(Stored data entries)
§
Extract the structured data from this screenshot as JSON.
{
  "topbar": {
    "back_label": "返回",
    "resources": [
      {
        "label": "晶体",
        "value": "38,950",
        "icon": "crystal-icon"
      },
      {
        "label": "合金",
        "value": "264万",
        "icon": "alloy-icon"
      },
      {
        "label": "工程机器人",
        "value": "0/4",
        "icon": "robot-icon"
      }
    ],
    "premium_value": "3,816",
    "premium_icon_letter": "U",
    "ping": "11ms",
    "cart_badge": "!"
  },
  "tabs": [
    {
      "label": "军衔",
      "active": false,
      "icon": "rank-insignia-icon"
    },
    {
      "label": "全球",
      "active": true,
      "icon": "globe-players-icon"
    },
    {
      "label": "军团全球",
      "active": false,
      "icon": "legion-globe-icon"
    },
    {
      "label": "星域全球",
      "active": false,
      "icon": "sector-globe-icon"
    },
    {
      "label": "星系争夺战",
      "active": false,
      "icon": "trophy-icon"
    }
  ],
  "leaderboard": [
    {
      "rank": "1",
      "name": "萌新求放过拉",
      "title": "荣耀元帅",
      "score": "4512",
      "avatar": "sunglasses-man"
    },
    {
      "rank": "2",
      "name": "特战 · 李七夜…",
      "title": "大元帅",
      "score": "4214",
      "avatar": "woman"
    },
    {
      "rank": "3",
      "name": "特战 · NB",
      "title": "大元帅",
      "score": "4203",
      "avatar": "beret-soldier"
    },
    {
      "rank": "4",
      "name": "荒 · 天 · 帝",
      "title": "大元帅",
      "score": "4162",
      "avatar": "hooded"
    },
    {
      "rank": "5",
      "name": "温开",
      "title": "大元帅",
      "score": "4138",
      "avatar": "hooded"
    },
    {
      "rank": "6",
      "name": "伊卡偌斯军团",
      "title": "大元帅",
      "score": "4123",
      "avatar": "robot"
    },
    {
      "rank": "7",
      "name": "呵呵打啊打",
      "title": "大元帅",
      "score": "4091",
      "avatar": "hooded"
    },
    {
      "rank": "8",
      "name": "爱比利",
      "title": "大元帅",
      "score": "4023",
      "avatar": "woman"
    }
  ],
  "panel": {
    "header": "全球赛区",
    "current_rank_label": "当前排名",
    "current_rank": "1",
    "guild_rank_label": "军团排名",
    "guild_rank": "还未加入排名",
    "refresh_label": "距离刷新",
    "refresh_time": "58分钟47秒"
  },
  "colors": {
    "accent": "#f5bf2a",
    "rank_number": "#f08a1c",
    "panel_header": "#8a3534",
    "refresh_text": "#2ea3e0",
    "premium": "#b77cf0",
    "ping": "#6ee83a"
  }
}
§
## WHAT TO DO
Reproduce each entry above exactly, keeping every word.

## TASK ANSWER
Extract the structured data from this screenshot as JSON.
{
  "topbar": {
    "back_label": "返回",
    "resources": [
      {
        "label": "晶体",
        "value": "38,950",
        "icon": "crystal-icon"
      },
      {
        "label": "合金",
        "value": "264万",
        "icon": "alloy-icon"
      },
      {
        "label": "工程机器人",
        "value": "0/4",
        "icon": "robot-icon"
      }
    ],
    "premium_value": "3,816",
    "premium_icon_letter": "U",
    "ping": "11ms",
    "cart_badge": "!"
  },
  "tabs": [
    {
      "label": "军衔",
      "active": false,
      "icon": "rank-insignia-icon"
    },
    {
      "label": "全球",
      "active": true,
      "icon": "globe-players-icon"
    },
    {
      "label": "军团全球",
      "active": false,
      "icon": "legion-globe-icon"
    },
    {
      "label": "星域全球",
      "active": false,
      "icon": "sector-globe-icon"
    },
    {
      "label": "星系争夺战",
      "active": false,
      "icon": "trophy-icon"
    }
  ],
  "leaderboard": [
    {
      "rank": "1",
      "name": "萌新求放过拉",
      "title": "荣耀元帅",
      "score": "4512",
      "avatar": "sunglasses-man"
    },
    {
      "rank": "2",
      "name": "特战 · 李七夜…",
      "title": "大元帅",
      "score": "4214",
      "avatar": "woman"
    },
    {
      "rank": "3",
      "name": "特战 · NB",
      "title": "大元帅",
      "score": "4203",
      "avatar": "beret-soldier"
    },
    {
      "rank": "4",
      "name": "荒 · 天 · 帝",
      "title": "大元帅",
      "score": "4162",
      "avatar": "hooded"
    },
    {
      "rank": "5",
      "name": "温开",
      "title": "大元帅",
      "score": "4138",
      "avatar": "hooded"
    },
    {
      "rank": "6",
      "name": "伊卡偌斯军团",
      "title": "大元帅",
      "score": "4123",
      "avatar": "robot"
    },
    {
      "rank": "7",
      "name": "呵呵打啊打",
      "title": "大元帅",
      "score": "4091",
      "avatar": "hooded"
    },
    {
      "rank": "8",
      "name": "爱比利",
      "title": "大元帅",
      "score": "4023",
      "avatar": "woman"
    }
  ],
  "panel": {
    "header": "全球赛区",
    "current_rank_label": "当前排名",
    "current_rank": "1",
    "guild_rank_label": "军团排名",
    "guild_rank": "还未加入排名",
    "refresh_label": "距离刷新",
    "refresh_time": "58分钟47秒"
  },
  "colors": {
    "accent": "#f5bf2a",
    "rank_number": "#f08a1c",
    "panel_header": "#8a3534",
    "refresh_text": "#2ea3e0",
    "premium": "#b77cf0",
    "ping": "#6ee83a"
  }
}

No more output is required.